→ WRITTEN EXERCISE
Copy out every line exactly as given.

--------------------------------------------------

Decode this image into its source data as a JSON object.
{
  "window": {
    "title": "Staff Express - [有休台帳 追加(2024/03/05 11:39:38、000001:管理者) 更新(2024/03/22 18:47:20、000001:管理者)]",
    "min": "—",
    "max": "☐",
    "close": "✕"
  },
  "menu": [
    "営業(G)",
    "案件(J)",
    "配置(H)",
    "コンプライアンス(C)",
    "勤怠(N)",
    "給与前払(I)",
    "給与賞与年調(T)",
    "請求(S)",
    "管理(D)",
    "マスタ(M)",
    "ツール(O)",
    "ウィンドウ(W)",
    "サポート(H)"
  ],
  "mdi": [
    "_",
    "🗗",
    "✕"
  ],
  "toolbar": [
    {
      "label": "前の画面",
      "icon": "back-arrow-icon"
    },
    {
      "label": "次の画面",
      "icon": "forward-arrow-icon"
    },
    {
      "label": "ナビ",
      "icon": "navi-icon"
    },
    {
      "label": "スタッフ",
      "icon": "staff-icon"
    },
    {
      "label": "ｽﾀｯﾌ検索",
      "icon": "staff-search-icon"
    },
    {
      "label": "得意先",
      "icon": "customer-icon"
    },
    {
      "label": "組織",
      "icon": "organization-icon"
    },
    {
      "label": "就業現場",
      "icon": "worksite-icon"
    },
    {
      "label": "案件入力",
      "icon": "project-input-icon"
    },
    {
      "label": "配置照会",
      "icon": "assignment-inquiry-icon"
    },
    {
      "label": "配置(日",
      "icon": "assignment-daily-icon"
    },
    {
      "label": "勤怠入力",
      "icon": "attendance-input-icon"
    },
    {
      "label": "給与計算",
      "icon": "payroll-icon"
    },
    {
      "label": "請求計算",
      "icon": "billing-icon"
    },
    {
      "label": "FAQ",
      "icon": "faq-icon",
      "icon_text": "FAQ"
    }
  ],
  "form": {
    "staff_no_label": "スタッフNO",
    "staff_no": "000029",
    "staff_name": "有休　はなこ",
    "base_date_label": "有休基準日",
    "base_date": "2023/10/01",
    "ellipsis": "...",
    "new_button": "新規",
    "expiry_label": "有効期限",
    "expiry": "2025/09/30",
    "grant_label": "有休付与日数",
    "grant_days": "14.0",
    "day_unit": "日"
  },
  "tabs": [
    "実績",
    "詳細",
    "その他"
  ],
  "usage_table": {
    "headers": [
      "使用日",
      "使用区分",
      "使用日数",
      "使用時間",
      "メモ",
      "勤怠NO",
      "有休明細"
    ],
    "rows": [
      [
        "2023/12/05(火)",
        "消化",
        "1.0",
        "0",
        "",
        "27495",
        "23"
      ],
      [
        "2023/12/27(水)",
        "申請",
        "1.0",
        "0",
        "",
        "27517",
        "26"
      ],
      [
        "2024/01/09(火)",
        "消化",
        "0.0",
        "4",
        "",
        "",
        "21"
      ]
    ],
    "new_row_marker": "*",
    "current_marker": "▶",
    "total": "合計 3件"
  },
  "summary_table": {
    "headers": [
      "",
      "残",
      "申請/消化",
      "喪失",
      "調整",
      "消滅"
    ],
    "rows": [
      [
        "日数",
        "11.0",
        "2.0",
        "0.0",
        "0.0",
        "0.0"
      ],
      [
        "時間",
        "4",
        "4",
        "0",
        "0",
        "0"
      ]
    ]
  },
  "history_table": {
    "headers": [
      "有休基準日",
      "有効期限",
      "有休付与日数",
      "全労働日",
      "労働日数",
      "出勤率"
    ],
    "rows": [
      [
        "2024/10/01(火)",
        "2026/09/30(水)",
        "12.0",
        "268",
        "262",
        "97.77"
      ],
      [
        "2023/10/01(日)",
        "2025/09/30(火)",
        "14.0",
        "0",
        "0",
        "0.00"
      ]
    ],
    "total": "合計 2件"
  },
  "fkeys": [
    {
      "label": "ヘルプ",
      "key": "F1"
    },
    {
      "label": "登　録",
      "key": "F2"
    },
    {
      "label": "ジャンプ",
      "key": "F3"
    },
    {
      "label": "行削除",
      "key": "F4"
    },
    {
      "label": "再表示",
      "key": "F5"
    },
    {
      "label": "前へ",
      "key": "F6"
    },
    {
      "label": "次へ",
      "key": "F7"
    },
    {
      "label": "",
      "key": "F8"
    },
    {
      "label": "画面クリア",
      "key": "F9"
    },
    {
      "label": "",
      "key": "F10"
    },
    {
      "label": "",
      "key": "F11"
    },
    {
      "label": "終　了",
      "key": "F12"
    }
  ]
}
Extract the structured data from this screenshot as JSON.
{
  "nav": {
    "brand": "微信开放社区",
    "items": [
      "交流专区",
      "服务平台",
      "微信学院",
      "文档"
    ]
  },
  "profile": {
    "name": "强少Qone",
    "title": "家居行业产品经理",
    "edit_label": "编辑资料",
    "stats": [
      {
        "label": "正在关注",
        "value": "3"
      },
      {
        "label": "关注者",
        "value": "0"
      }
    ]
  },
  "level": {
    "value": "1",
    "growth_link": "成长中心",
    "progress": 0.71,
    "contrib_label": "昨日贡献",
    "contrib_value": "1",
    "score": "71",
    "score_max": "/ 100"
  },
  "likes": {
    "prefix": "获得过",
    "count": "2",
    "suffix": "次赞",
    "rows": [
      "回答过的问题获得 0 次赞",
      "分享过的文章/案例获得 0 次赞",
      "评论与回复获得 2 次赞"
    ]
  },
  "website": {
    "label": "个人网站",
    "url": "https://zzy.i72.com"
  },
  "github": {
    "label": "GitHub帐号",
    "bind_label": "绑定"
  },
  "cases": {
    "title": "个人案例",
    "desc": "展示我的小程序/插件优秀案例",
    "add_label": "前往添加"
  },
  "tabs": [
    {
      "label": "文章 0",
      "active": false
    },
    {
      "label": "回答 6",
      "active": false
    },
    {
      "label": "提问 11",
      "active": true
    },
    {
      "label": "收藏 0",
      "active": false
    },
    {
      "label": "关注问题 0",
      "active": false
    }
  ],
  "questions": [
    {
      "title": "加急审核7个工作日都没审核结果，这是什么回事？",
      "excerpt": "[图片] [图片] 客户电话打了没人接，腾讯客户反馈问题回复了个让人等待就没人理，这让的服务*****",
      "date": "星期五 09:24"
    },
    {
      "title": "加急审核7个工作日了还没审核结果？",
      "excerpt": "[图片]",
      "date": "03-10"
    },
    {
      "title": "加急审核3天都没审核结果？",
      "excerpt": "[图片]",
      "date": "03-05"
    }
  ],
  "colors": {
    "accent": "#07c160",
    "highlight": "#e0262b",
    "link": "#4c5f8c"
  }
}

--------------------------------------------------

→ IN RESPONSE
Decode this image into its source data as a JSON object.
{
  "window": {
    "title": "Staff Express - [有休台帳 追加(2024/03/05 11:39:38、000001:管理者) 更新(2024/03/22 18:47:20、000001:管理者)]",
    "min": "—",
    "max": "☐",
    "close": "✕"
  },
  "menu": [
    "営業(G)",
    "案件(J)",
    "配置(H)",
    "コンプライアンス(C)",
    "勤怠(N)",
    "給与前払(I)",
    "給与賞与年調(T)",
    "請求(S)",
    "管理(D)",
    "マスタ(M)",
    "ツール(O)",
    "ウィンドウ(W)",
    "サポート(H)"
  ],
  "mdi": [
    "_",
    "🗗",
    "✕"
  ],
  "toolbar": [
    {
      "label": "前の画面",
      "icon": "back-arrow-icon"
    },
    {
      "label": "次の画面",
      "icon": "forward-arrow-icon"
    },
    {
      "label": "ナビ",
      "icon": "navi-icon"
    },
    {
      "label": "スタッフ",
      "icon": "staff-icon"
    },
    {
      "label": "ｽﾀｯﾌ検索",
      "icon": "staff-search-icon"
    },
    {
      "label": "得意先",
      "icon": "customer-icon"
    },
    {
      "label": "組織",
      "icon": "organization-icon"
    },
    {
      "label": "就業現場",
      "icon": "worksite-icon"
    },
    {
      "label": "案件入力",
      "icon": "project-input-icon"
    },
    {
      "label": "配置照会",
      "icon": "assignment-inquiry-icon"
    },
    {
      "label": "配置(日",
      "icon": "assignment-daily-icon"
    },
    {
      "label": "勤怠入力",
      "icon": "attendance-input-icon"
    },
    {
      "label": "給与計算",
      "icon": "payroll-icon"
    },
    {
      "label": "請求計算",
      "icon": "billing-icon"
    },
    {
      "label": "FAQ",
      "icon": "faq-icon",
      "icon_text": "FAQ"
    }
  ],
  "form": {
    "staff_no_label": "スタッフNO",
    "staff_no": "000029",
    "staff_name": "有休　はなこ",
    "base_date_label": "有休基準日",
    "base_date": "2023/10/01",
    "ellipsis": "...",
    "new_button": "新規",
    "expiry_label": "有効期限",
    "expiry": "2025/09/30",
    "grant_label": "有休付与日数",
    "grant_days": "14.0",
    "day_unit": "日"
  },
  "tabs": [
    "実績",
    "詳細",
    "その他"
  ],
  "usage_table": {
    "headers": [
      "使用日",
      "使用区分",
      "使用日数",
      "使用時間",
      "メモ",
      "勤怠NO",
      "有休明細"
    ],
    "rows": [
      [
        "2023/12/05(火)",
        "消化",
        "1.0",
        "0",
        "",
        "27495",
        "23"
      ],
      [
        "2023/12/27(水)",
        "申請",
        "1.0",
        "0",
        "",
        "27517",
        "26"
      ],
      [
        "2024/01/09(火)",
        "消化",
        "0.0",
        "4",
        "",
        "",
        "21"
      ]
    ],
    "new_row_marker": "*",
    "current_marker": "▶",
    "total": "合計 3件"
  },
  "summary_table": {
    "headers": [
      "",
      "残",
      "申請/消化",
      "喪失",
      "調整",
      "消滅"
    ],
    "rows": [
      [
        "日数",
        "11.0",
        "2.0",
        "0.0",
        "0.0",
        "0.0"
      ],
      [
        "時間",
        "4",
        "4",
        "0",
        "0",
        "0"
      ]
    ]
  },
  "history_table": {
    "headers": [
      "有休基準日",
      "有効期限",
      "有休付与日数",
      "全労働日",
      "労働日数",
      "出勤率"
    ],
    "rows": [
      [
        "2024/10/01(火)",
        "2026/09/30(水)",
        "12.0",
        "268",
        "262",
        "97.77"
      ],
      [
        "2023/10/01(日)",
        "2025/09/30(火)",
        "14.0",
        "0",
        "0",
        "0.00"
      ]
    ],
    "total": "合計 2件"
  },
  "fkeys": [
    {
      "label": "ヘルプ",
      "key": "F1"
    },
    {
      "label": "登　録",
      "key": "F2"
    },
    {
      "label": "ジャンプ",
      "key": "F3"
    },
    {
      "label": "行削除",
      "key": "F4"
    },
    {
      "label": "再表示",
      "key": "F5"
    },
    {
      "label": "前へ",
      "key": "F6"
    },
    {
      "label": "次へ",
      "key": "F7"
    },
    {
      "label": "",
      "key": "F8"
    },
    {
      "label": "画面クリア",
      "key": "F9"
    },
    {
      "label": "",
      "key": "F10"
    },
    {
      "label": "",
      "key": "F11"
    },
    {
      "label": "終　了",
      "key": "F12"
    }
  ]
}
Extract the structured data from this screenshot as JSON.
{
  "nav": {
    "brand": "微信开放社区",
    "items": [
      "交流专区",
      "服务平台",
      "微信学院",
      "文档"
    ]
  },
  "profile": {
    "name": "强少Qone",
    "title": "家居行业产品经理",
    "edit_label": "编辑资料",
    "stats": [
      {
        "label": "正在关注",
        "value": "3"
      },
      {
        "label": "关注者",
        "value": "0"
      }
    ]
  },
  "level": {
    "value": "1",
    "growth_link": "成长中心",
    "progress": 0.71,
    "contrib_label": "昨日贡献",
    "contrib_value": "1",
    "score": "71",
    "score_max": "/ 100"
  },
  "likes": {
    "prefix": "获得过",
    "count": "2",
    "suffix": "次赞",
    "rows": [
      "回答过的问题获得 0 次赞",
      "分享过的文章/案例获得 0 次赞",
      "评论与回复获得 2 次赞"
    ]
  },
  "website": {
    "label": "个人网站",
    "url": "https://zzy.i72.com"
  },
  "github": {
    "label": "GitHub帐号",
    "bind_label": "绑定"
  },
  "cases": {
    "title": "个人案例",
    "desc": "展示我的小程序/插件优秀案例",
    "add_label": "前往添加"
  },
  "tabs": [
    {
      "label": "文章 0",
      "active": false
    },
    {
      "label": "回答 6",
      "active": false
    },
    {
      "label": "提问 11",
      "active": true
    },
    {
      "label": "收藏 0",
      "active": false
    },
    {
      "label": "关注问题 0",
      "active": false
    }
  ],
  "questions": [
    {
      "title": "加急审核7个工作日都没审核结果，这是什么回事？",
      "excerpt": "[图片] [图片] 客户电话打了没人接，腾讯客户反馈问题回复了个让人等待就没人理，这让的服务*****",
      "date": "星期五 09:24"
    },
    {
      "title": "加急审核7个工作日了还没审核结果？",
      "excerpt": "[图片]",
      "date": "03-10"
    },
    {
      "title": "加急审核3天都没审核结果？",
      "excerpt": "[图片]",
      "date": "03-05"
    }
  ],
  "colors": {
    "accent": "#07c160",
    "highlight": "#e0262b",
    "link": "#4c5f8c"
  }
}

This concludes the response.